Records excerpted from a collection:
━━━

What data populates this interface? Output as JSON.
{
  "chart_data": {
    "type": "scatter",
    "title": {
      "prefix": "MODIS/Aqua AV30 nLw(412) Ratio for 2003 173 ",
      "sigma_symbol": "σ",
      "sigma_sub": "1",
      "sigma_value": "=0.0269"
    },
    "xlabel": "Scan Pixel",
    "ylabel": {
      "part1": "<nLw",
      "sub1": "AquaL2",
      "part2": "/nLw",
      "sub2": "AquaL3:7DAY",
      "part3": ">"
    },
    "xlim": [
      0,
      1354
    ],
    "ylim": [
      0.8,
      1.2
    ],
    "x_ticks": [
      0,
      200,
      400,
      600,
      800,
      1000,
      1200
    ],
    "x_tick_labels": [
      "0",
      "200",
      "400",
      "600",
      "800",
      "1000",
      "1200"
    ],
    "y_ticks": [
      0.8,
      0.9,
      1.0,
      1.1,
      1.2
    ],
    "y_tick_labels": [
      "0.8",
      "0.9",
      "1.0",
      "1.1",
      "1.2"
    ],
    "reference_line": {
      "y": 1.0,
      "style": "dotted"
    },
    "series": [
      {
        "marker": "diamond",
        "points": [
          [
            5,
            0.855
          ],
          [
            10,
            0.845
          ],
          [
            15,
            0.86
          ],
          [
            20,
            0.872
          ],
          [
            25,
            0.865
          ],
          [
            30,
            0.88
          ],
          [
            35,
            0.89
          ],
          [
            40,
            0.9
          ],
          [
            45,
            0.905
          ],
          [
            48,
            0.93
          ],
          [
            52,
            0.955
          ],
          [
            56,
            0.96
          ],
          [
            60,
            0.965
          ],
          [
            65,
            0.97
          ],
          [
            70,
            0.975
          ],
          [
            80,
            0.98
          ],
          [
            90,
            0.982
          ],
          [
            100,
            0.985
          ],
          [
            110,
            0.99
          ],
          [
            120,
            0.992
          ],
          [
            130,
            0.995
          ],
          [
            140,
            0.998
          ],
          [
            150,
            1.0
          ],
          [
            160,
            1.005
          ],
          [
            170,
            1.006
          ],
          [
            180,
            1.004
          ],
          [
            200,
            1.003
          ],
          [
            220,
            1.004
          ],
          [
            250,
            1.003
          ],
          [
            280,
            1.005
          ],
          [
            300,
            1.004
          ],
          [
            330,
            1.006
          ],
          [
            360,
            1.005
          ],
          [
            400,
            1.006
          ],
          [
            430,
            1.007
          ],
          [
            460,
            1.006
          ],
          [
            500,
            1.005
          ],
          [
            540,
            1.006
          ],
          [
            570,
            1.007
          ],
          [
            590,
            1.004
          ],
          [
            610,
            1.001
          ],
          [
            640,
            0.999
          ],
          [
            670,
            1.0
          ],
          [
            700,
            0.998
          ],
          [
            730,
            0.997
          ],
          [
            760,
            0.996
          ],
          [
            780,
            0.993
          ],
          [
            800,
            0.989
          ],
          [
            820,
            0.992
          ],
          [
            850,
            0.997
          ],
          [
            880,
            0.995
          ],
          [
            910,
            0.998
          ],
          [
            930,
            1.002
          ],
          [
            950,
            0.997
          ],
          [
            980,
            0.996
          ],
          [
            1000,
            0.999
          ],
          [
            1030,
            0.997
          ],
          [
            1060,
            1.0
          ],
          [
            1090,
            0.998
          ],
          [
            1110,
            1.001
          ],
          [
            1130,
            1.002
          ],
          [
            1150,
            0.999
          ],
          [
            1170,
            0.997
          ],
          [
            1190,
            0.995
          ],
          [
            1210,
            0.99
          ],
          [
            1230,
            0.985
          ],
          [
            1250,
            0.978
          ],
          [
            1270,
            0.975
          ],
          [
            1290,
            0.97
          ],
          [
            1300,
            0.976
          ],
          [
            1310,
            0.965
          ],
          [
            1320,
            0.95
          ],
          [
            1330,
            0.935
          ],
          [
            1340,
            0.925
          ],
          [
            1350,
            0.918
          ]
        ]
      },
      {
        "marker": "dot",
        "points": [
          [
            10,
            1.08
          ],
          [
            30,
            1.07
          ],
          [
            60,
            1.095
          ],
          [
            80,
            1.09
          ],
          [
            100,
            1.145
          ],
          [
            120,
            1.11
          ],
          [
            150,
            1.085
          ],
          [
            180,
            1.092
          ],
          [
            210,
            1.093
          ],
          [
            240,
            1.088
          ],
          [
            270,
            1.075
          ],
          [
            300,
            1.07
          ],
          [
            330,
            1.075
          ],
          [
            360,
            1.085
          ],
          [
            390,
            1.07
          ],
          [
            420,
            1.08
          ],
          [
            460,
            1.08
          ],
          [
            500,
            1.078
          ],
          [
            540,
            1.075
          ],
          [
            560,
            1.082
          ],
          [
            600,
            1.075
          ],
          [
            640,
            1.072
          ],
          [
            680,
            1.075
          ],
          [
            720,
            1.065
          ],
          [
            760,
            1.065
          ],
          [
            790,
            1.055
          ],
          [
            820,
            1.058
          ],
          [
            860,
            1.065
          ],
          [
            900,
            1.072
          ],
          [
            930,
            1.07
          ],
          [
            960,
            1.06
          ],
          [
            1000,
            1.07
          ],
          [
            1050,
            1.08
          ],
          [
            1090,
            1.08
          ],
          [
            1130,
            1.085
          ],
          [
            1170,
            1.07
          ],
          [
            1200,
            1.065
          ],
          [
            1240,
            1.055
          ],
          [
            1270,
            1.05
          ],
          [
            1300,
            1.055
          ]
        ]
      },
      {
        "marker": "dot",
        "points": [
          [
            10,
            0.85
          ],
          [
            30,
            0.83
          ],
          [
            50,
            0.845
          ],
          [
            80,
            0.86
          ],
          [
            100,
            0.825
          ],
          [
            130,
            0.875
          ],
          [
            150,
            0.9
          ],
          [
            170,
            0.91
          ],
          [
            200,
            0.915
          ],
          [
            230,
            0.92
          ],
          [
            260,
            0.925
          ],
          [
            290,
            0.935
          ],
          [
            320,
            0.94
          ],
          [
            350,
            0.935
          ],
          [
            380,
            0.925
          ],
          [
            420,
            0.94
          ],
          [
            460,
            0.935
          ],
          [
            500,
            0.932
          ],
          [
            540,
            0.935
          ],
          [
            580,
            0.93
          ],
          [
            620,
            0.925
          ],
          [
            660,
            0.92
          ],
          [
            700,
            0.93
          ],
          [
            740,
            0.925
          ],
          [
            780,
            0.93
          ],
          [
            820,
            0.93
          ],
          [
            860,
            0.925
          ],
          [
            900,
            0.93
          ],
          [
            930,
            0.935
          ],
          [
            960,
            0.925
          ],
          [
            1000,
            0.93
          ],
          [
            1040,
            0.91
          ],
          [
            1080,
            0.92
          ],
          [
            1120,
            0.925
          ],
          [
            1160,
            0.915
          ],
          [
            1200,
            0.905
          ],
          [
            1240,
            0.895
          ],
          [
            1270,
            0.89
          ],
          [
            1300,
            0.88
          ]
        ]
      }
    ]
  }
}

━━━

Task instructions:
Copy the material above, line for line.

Output below:
What data populates this interface? Output as JSON.
{
  "chart_data": {
    "type": "scatter",
    "title": {
      "prefix": "MODIS/Aqua AV30 nLw(412) Ratio for 2003 173 ",
      "sigma_symbol": "σ",
      "sigma_sub": "1",
      "sigma_value": "=0.0269"
    },
    "xlabel": "Scan Pixel",
    "ylabel": {
      "part1": "<nLw",
      "sub1": "AquaL2",
      "part2": "/nLw",
      "sub2": "AquaL3:7DAY",
      "part3": ">"
    },
    "xlim": [
      0,
      1354
    ],
    "ylim": [
      0.8,
      1.2
    ],
    "x_ticks": [
      0,
      200,
      400,
      600,
      800,
      1000,
      1200
    ],
    "x_tick_labels": [
      "0",
      "200",
      "400",
      "600",
      "800",
      "1000",
      "1200"
    ],
    "y_ticks": [
      0.8,
      0.9,
      1.0,
      1.1,
      1.2
    ],
    "y_tick_labels": [
      "0.8",
      "0.9",
      "1.0",
      "1.1",
      "1.2"
    ],
    "reference_line": {
      "y": 1.0,
      "style": "dotted"
    },
    "series": [
      {
        "marker": "diamond",
        "points": [
          [
            5,
            0.855
          ],
          [
            10,
            0.845
          ],
          [
            15,
            0.86
          ],
          [
            20,
            0.872
          ],
          [
            25,
            0.865
          ],
          [
            30,
            0.88
          ],
          [
            35,
            0.89
          ],
          [
            40,
            0.9
          ],
          [
            45,
            0.905
          ],
          [
            48,
            0.93
          ],
          [
            52,
            0.955
          ],
          [
            56,
            0.96
          ],
          [
            60,
            0.965
          ],
          [
            65,
            0.97
          ],
          [
            70,
            0.975
          ],
          [
            80,
            0.98
          ],
          [
            90,
            0.982
          ],
          [
            100,
            0.985
          ],
          [
            110,
            0.99
          ],
          [
            120,
            0.992
          ],
          [
            130,
            0.995
          ],
          [
            140,
            0.998
          ],
          [
            150,
            1.0
          ],
          [
            160,
            1.005
          ],
          [
            170,
            1.006
          ],
          [
            180,
            1.004
          ],
          [
            200,
            1.003
          ],
          [
            220,
            1.004
          ],
          [
            250,
            1.003
          ],
          [
            280,
            1.005
          ],
          [
            300,
            1.004
          ],
          [
            330,
            1.006
          ],
          [
            360,
            1.005
          ],
          [
            400,
            1.006
          ],
          [
            430,
            1.007
          ],
          [
            460,
            1.006
          ],
          [
            500,
            1.005
          ],
          [
            540,
            1.006
          ],
          [
            570,
            1.007
          ],
          [
            590,
            1.004
          ],
          [
            610,
            1.001
          ],
          [
            640,
            0.999
          ],
          [
            670,
            1.0
          ],
          [
            700,
            0.998
          ],
          [
            730,
            0.997
          ],
          [
            760,
            0.996
          ],
          [
            780,
            0.993
          ],
          [
            800,
            0.989
          ],
          [
            820,
            0.992
          ],
          [
            850,
            0.997
          ],
          [
            880,
            0.995
          ],
          [
            910,
            0.998
          ],
          [
            930,
            1.002
          ],
          [
            950,
            0.997
          ],
          [
            980,
            0.996
          ],
          [
            1000,
            0.999
          ],
          [
            1030,
            0.997
          ],
          [
            1060,
            1.0
          ],
          [
            1090,
            0.998
          ],
          [
            1110,
            1.001
          ],
          [
            1130,
            1.002
          ],
          [
            1150,
            0.999
          ],
          [
            1170,
            0.997
          ],
          [
            1190,
            0.995
          ],
          [
            1210,
            0.99
          ],
          [
            1230,
            0.985
          ],
          [
            1250,
            0.978
          ],
          [
            1270,
            0.975
          ],
          [
            1290,
            0.97
          ],
          [
            1300,
            0.976
          ],
          [
            1310,
            0.965
          ],
          [
            1320,
            0.95
          ],
          [
            1330,
            0.935
          ],
          [
            1340,
            0.925
          ],
          [
            1350,
            0.918
          ]
        ]
      },
      {
        "marker": "dot",
        "points": [
          [
            10,
            1.08
          ],
          [
            30,
            1.07
          ],
          [
            60,
            1.095
          ],
          [
            80,
            1.09
          ],
          [
            100,
            1.145
          ],
          [
            120,
            1.11
          ],
          [
            150,
            1.085
          ],
          [
            180,
            1.092
          ],
          [
            210,
            1.093
          ],
          [
            240,
            1.088
          ],
          [
            270,
            1.075
          ],
          [
            300,
            1.07
          ],
          [
            330,
            1.075
          ],
          [
            360,
            1.085
          ],
          [
            390,
            1.07
          ],
          [
            420,
            1.08
          ],
          [
            460,
            1.08
          ],
          [
            500,
            1.078
          ],
          [
            540,
            1.075
          ],
          [
            560,
            1.082
          ],
          [
            600,
            1.075
          ],
          [
            640,
            1.072
          ],
          [
            680,
            1.075
          ],
          [
            720,
            1.065
          ],
          [
            760,
            1.065
          ],
          [
            790,
            1.055
          ],
          [
            820,
            1.058
          ],
          [
            860,
            1.065
          ],
          [
            900,
            1.072
          ],
          [
            930,
            1.07
          ],
          [
            960,
            1.06
          ],
          [
            1000,
            1.07
          ],
          [
            1050,
            1.08
          ],
          [
            1090,
            1.08
          ],
          [
            1130,
            1.085
          ],
          [
            1170,
            1.07
          ],
          [
            1200,
            1.065
          ],
          [
            1240,
            1.055
          ],
          [
            1270,
            1.05
          ],
          [
            1300,
            1.055
          ]
        ]
      },
      {
        "marker": "dot",
        "points": [
          [
            10,
            0.85
          ],
          [
            30,
            0.83
          ],
          [
            50,
            0.845
          ],
          [
            80,
            0.86
          ],
          [
            100,
            0.825
          ],
          [
            130,
            0.875
          ],
          [
            150,
            0.9
          ],
          [
            170,
            0.91
          ],
          [
            200,
            0.915
          ],
          [
            230,
            0.92
          ],
          [
            260,
            0.925
          ],
          [
            290,
            0.935
          ],
          [
            320,
            0.94
          ],
          [
            350,
            0.935
          ],
          [
            380,
            0.925
          ],
          [
            420,
            0.94
          ],
          [
            460,
            0.935
          ],
          [
            500,
            0.932
          ],
          [
            540,
            0.935
          ],
          [
            580,
            0.93
          ],
          [
            620,
            0.925
          ],
          [
            660,
            0.92
          ],
          [
            700,
            0.93
          ],
          [
            740,
            0.925
          ],
          [
            780,
            0.93
          ],
          [
            820,
            0.93
          ],
          [
            860,
            0.925
          ],
          [
            900,
            0.93
          ],
          [
            930,
            0.935
          ],
          [
            960,
            0.925
          ],
          [
            1000,
            0.93
          ],
          [
            1040,
            0.91
          ],
          [
            1080,
            0.92
          ],
          [
            1120,
            0.925
          ],
          [
            1160,
            0.915
          ],
          [
            1200,
            0.905
          ],
          [
            1240,
            0.895
          ],
          [
            1270,
            0.89
          ],
          [
            1300,
            0.88
          ]
        ]
      }
    ]
  }
}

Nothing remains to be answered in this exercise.